• THE EXERCISE
Can you repeat all the records with "Even Strength Ice Time" swapped for "Even Strength TOI", keeping everything else the same and leaving the pictures out?

• DATASET EXCERPTS

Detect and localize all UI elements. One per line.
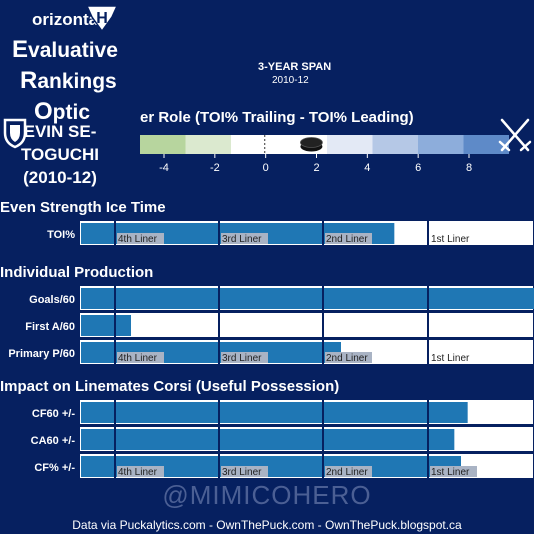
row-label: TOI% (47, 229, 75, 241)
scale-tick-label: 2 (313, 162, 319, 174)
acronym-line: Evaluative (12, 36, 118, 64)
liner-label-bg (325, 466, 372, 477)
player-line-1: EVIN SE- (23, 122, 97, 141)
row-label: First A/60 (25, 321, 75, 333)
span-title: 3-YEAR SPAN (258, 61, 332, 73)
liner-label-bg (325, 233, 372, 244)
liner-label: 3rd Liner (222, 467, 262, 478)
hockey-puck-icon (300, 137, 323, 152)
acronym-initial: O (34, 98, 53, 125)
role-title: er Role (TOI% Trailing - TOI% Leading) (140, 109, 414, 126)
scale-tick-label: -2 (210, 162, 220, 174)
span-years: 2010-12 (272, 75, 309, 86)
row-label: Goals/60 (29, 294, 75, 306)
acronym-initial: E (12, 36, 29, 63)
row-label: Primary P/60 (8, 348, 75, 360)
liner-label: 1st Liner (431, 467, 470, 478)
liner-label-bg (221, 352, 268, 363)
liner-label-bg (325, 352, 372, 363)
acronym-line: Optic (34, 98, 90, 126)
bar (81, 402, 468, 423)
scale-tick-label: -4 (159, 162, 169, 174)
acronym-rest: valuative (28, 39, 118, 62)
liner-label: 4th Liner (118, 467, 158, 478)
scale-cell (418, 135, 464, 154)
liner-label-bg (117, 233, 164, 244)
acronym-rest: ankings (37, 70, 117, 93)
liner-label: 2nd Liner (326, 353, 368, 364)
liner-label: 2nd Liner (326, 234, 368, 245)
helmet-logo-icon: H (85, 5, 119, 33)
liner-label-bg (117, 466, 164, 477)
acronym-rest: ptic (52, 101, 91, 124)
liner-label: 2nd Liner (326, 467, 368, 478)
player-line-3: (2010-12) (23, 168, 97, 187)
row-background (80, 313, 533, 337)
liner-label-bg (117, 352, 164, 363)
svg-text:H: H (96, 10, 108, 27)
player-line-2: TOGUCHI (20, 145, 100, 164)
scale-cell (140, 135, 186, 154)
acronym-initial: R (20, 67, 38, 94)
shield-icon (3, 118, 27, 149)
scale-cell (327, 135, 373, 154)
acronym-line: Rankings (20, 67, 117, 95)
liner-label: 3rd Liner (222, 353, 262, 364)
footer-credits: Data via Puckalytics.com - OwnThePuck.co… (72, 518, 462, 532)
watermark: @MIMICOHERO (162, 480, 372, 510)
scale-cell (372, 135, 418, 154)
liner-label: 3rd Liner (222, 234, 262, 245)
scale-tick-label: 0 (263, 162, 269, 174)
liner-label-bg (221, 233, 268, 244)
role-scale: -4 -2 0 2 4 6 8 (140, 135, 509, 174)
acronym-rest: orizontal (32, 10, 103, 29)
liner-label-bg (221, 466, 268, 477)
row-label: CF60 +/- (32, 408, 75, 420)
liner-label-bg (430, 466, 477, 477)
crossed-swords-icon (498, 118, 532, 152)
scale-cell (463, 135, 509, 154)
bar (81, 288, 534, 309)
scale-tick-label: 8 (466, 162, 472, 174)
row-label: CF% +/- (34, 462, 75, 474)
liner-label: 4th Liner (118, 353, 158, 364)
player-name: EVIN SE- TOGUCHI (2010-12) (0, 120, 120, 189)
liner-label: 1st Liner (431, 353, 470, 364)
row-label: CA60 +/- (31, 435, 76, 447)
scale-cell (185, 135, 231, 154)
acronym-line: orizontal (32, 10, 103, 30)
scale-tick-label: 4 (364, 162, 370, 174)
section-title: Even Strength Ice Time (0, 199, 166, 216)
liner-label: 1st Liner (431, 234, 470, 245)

• ANSWER TO THE EXERCISE
Detect and localize all UI elements. One per line.
row-label: TOI% (47, 229, 75, 241)
scale-tick-label: 2 (313, 162, 319, 174)
acronym-line: Evaluative (12, 36, 118, 64)
liner-label-bg (325, 466, 372, 477)
player-line-1: EVIN SE- (23, 122, 97, 141)
row-label: First A/60 (25, 321, 75, 333)
span-title: 3-YEAR SPAN (258, 61, 332, 73)
liner-label-bg (325, 233, 372, 244)
liner-label: 3rd Liner (222, 467, 262, 478)
hockey-puck-icon (300, 137, 323, 152)
acronym-initial: O (34, 98, 53, 125)
role-title: er Role (TOI% Trailing - TOI% Leading) (140, 109, 414, 126)
scale-tick-label: -2 (210, 162, 220, 174)
span-years: 2010-12 (272, 75, 309, 86)
row-label: Goals/60 (29, 294, 75, 306)
acronym-initial: E (12, 36, 29, 63)
row-label: Primary P/60 (8, 348, 75, 360)
liner-label: 1st Liner (431, 467, 470, 478)
liner-label-bg (221, 352, 268, 363)
liner-label-bg (325, 352, 372, 363)
acronym-line: Optic (34, 98, 90, 126)
bar (81, 402, 468, 423)
scale-tick-label: -4 (159, 162, 169, 174)
acronym-rest: valuative (28, 39, 118, 62)
liner-label: 4th Liner (118, 467, 158, 478)
scale-cell (418, 135, 464, 154)
liner-label-bg (117, 233, 164, 244)
acronym-rest: ankings (37, 70, 117, 93)
liner-label: 2nd Liner (326, 353, 368, 364)
liner-label: 2nd Liner (326, 234, 368, 245)
helmet-logo-icon: H (85, 5, 119, 33)
liner-label-bg (117, 466, 164, 477)
acronym-rest: ptic (52, 101, 91, 124)
liner-label: 2nd Liner (326, 467, 368, 478)
player-line-3: (2010-12) (23, 168, 97, 187)
row-background (80, 313, 533, 337)
liner-label-bg (117, 352, 164, 363)
svg-text:H: H (96, 10, 108, 27)
player-line-2: TOGUCHI (20, 145, 100, 164)
scale-cell (140, 135, 186, 154)
acronym-initial: R (20, 67, 38, 94)
shield-icon (3, 118, 27, 149)
scale-cell (327, 135, 373, 154)
acronym-line: Rankings (20, 67, 117, 95)
liner-label: 3rd Liner (222, 353, 262, 364)
footer-credits: Data via Puckalytics.com - OwnThePuck.co… (72, 518, 462, 532)
watermark: @MIMICOHERO (162, 480, 372, 510)
scale-cell (372, 135, 418, 154)
liner-label: 3rd Liner (222, 234, 262, 245)
scale-tick-label: 0 (263, 162, 269, 174)
liner-label-bg (221, 233, 268, 244)
role-scale: -4 -2 0 2 4 6 8 (140, 135, 509, 174)
acronym-rest: orizontal (32, 10, 103, 29)
liner-label-bg (221, 466, 268, 477)
row-label: CF60 +/- (32, 408, 75, 420)
liner-label-bg (430, 466, 477, 477)
crossed-swords-icon (498, 118, 532, 152)
scale-cell (463, 135, 509, 154)
bar (81, 288, 534, 309)
scale-tick-label: 8 (466, 162, 472, 174)
row-label: CF% +/- (34, 462, 75, 474)
liner-label: 4th Liner (118, 353, 158, 364)
player-name: EVIN SE- TOGUCHI (2010-12) (0, 120, 120, 189)
liner-label: 1st Liner (431, 353, 470, 364)
row-label: CA60 +/- (31, 435, 76, 447)
scale-cell (185, 135, 231, 154)
acronym-line: orizontal (32, 10, 103, 30)
scale-tick-label: 4 (364, 162, 370, 174)
section-title: Even Strength TOI (0, 199, 166, 216)
liner-label: 1st Liner (431, 234, 470, 245)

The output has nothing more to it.